-- START Records to use --

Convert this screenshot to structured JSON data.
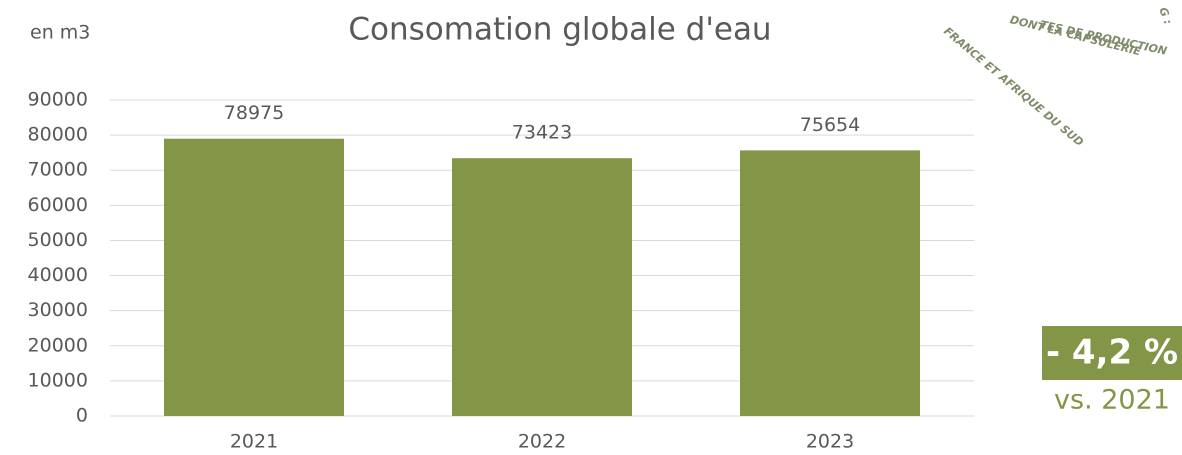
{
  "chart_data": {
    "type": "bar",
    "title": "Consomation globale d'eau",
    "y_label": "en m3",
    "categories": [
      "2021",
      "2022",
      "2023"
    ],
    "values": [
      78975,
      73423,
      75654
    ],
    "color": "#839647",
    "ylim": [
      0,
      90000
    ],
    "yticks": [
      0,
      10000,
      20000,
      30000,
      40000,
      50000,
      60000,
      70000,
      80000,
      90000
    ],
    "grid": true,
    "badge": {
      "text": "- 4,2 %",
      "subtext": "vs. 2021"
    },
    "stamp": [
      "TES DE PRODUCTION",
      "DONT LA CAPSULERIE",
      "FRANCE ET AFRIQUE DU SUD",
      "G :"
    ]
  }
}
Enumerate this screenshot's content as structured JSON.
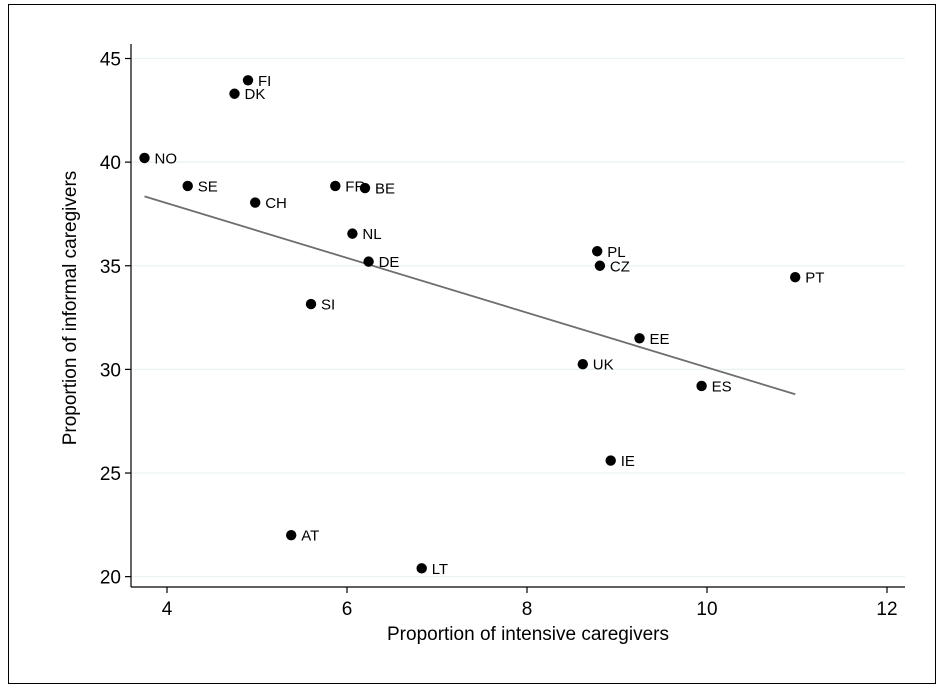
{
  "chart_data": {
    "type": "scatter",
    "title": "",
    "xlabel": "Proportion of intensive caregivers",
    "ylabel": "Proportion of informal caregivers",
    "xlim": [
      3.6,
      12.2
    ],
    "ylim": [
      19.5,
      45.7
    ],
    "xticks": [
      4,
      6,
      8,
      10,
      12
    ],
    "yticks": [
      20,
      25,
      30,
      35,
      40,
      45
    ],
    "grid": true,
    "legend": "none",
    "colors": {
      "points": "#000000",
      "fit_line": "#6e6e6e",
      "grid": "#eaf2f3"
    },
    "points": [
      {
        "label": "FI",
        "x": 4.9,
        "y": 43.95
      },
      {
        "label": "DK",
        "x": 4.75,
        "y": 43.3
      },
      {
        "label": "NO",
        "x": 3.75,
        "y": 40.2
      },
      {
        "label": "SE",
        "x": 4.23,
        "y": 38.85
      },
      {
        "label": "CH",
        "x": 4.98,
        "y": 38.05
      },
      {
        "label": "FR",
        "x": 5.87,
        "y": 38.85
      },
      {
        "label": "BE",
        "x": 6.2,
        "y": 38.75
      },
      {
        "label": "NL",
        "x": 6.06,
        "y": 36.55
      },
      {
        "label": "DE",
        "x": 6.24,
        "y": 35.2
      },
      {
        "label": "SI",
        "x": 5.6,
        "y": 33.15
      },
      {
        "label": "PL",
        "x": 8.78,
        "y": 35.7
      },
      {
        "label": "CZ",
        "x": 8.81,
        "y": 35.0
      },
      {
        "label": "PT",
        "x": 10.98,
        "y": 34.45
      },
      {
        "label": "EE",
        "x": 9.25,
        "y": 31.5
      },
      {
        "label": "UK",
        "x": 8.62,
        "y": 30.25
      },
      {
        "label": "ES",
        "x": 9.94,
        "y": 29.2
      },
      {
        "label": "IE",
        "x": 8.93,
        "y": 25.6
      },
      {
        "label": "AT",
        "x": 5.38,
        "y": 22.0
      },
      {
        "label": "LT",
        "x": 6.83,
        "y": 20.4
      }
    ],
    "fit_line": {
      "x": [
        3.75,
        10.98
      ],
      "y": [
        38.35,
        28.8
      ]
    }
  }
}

-- END Records to use --

*Problem to work on*
Using the records given above, list every line that includes the word "structured".

*Answer to the problem*
Convert this screenshot to structured JSON data.
Enumerate this screenshot's content as structured JSON.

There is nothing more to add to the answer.